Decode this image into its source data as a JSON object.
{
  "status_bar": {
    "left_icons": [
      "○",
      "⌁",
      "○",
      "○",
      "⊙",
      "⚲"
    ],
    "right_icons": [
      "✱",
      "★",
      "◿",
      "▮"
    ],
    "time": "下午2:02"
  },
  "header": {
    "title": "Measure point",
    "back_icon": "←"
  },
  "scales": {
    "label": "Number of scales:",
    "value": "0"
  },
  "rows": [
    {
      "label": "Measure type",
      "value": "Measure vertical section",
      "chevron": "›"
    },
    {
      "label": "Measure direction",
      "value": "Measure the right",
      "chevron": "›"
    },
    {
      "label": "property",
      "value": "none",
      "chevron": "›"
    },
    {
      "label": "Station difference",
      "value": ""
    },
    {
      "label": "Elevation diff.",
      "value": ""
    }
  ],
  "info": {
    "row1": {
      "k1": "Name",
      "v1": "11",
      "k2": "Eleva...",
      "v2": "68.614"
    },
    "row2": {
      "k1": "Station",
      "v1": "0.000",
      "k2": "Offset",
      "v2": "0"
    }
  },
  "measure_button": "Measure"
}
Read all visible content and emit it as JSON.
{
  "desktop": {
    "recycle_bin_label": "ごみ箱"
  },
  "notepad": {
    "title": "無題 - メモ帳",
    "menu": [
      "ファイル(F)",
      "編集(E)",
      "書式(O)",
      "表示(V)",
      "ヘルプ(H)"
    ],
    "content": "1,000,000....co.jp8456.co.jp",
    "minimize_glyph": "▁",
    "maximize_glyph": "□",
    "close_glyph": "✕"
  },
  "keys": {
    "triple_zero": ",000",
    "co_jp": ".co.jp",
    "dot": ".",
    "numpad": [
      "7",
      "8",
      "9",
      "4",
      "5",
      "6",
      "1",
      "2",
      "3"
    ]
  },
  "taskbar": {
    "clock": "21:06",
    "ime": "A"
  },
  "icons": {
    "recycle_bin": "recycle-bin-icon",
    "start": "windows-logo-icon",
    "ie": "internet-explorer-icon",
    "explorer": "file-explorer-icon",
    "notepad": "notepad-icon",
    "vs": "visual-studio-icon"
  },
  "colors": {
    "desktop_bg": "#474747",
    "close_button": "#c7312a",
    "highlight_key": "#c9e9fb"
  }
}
..............................
Extract all lines from the material above that include the word "content".

Read all visible content and emit it as JSON.
    "content": "1,000,000....co.jp8456.co.jp",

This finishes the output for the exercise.